Exercise:
Write out all the entries word for word and omit any pictures.

* Begin The input *

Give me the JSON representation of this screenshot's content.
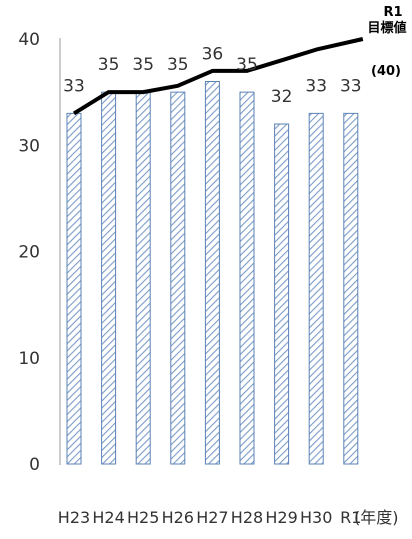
{
  "chart_data": {
    "type": "bar",
    "categories": [
      "H23",
      "H24",
      "H25",
      "H26",
      "H27",
      "H28",
      "H29",
      "H30",
      "R1"
    ],
    "values": [
      33,
      35,
      35,
      35,
      36,
      35,
      32,
      33,
      33
    ],
    "x_unit": "(年度)",
    "ylim": [
      0,
      40
    ],
    "yticks": [
      0,
      10,
      20,
      30,
      40
    ],
    "grid": false,
    "bar_color": "#a9c4e6",
    "bar_edge_color": "#5b82b5",
    "line_color": "#000000",
    "line": [
      33,
      35,
      35,
      35.6,
      37,
      37,
      38,
      39,
      40
    ],
    "target": {
      "line1": "R1",
      "line2": "目標値",
      "line3": "(40)",
      "value": 40
    }
  }
}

* End The input *

Solved problem:
Give me the JSON representation of this screenshot's content.
{
  "chart_data": {
    "type": "bar",
    "categories": [
      "H23",
      "H24",
      "H25",
      "H26",
      "H27",
      "H28",
      "H29",
      "H30",
      "R1"
    ],
    "values": [
      33,
      35,
      35,
      35,
      36,
      35,
      32,
      33,
      33
    ],
    "x_unit": "(年度)",
    "ylim": [
      0,
      40
    ],
    "yticks": [
      0,
      10,
      20,
      30,
      40
    ],
    "grid": false,
    "bar_color": "#a9c4e6",
    "bar_edge_color": "#5b82b5",
    "line_color": "#000000",
    "line": [
      33,
      35,
      35,
      35.6,
      37,
      37,
      38,
      39,
      40
    ],
    "target": {
      "line1": "R1",
      "line2": "目標値",
      "line3": "(40)",
      "value": 40
    }
  }
}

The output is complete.